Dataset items
....

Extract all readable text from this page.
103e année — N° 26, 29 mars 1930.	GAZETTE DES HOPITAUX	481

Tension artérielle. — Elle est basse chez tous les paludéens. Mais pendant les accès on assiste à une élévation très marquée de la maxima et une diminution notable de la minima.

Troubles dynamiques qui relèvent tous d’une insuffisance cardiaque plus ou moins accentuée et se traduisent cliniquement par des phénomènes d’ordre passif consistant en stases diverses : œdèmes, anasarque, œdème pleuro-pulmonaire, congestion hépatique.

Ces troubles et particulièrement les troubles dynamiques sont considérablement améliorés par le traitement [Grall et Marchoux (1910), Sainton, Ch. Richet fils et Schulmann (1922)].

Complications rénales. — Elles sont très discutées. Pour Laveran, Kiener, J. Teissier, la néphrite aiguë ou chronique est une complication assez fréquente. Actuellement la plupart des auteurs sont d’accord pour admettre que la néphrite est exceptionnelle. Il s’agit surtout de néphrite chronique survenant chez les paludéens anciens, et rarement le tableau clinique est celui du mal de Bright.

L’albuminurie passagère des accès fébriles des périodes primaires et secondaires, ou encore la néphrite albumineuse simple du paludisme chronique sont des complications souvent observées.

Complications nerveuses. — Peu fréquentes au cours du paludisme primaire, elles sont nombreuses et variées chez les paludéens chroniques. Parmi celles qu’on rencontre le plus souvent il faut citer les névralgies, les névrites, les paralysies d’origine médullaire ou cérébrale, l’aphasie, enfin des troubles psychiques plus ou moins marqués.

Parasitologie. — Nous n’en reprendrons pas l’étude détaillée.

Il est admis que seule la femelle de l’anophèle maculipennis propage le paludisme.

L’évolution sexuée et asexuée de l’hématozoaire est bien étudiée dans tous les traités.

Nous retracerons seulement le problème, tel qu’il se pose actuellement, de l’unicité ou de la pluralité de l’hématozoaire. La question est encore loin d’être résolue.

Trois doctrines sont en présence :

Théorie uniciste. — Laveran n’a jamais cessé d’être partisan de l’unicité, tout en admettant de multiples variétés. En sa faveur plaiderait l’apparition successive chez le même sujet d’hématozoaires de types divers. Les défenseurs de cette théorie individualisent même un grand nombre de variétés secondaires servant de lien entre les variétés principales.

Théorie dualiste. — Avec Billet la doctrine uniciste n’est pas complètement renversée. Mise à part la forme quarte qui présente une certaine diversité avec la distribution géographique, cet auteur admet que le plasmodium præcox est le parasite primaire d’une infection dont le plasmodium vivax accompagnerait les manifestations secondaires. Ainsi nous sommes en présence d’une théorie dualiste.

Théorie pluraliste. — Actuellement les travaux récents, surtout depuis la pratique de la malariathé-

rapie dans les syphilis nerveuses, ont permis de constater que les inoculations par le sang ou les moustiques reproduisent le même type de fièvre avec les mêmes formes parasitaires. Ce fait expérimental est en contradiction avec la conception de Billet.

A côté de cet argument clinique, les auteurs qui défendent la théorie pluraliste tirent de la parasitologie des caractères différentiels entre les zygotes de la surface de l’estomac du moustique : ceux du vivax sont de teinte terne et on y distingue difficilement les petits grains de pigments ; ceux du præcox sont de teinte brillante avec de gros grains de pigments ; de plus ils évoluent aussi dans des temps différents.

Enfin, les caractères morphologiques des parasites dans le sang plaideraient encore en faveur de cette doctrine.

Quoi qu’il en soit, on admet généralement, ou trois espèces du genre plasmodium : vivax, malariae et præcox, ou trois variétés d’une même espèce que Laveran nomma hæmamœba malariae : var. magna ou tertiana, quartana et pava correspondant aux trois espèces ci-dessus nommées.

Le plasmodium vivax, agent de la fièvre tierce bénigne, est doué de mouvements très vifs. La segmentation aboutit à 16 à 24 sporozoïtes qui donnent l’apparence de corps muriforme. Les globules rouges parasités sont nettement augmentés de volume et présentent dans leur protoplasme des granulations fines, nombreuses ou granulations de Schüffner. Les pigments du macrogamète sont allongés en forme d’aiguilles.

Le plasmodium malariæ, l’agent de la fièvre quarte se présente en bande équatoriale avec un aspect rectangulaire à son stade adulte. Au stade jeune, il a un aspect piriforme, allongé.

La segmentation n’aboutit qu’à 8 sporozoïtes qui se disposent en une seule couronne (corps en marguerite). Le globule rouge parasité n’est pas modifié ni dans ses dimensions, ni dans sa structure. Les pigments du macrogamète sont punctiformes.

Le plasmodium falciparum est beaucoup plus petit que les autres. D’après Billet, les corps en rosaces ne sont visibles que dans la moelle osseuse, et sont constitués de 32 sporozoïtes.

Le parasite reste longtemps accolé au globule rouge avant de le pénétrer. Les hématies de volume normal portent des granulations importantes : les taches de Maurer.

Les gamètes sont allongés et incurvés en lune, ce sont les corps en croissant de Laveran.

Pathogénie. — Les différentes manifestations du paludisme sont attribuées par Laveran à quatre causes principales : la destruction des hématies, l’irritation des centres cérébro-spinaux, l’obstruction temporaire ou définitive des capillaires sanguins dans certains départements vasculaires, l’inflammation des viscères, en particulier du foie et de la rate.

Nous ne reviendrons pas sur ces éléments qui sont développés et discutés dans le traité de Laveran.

....

Look over the listing above. Pick out and copy every line that includes "fièvre".

rapie dans les syphilis nerveuses, ont permis de constater que les inoculations par le sang ou les moustiques reproduisent le même type de fièvre avec les mêmes formes parasitaires. Ce fait expérimental est en contradiction avec la conception de Billet.
Le plasmodium vivax, agent de la fièvre tierce bénigne, est doué de mouvements très vifs. La segmentation aboutit à 16 à 24 sporozoïtes qui donnent l’apparence de corps muriforme. Les globules rouges parasités sont nettement augmentés de volume et présentent dans leur protoplasme des granulations fines, nombreuses ou granulations de Schüffner. Les pigments du macrogamète sont allongés en forme d’aiguilles.
Le plasmodium malariæ, l’agent de la fièvre quarte se présente en bande équatoriale avec un aspect rectangulaire à son stade adulte. Au stade jeune, il a un aspect piriforme, allongé.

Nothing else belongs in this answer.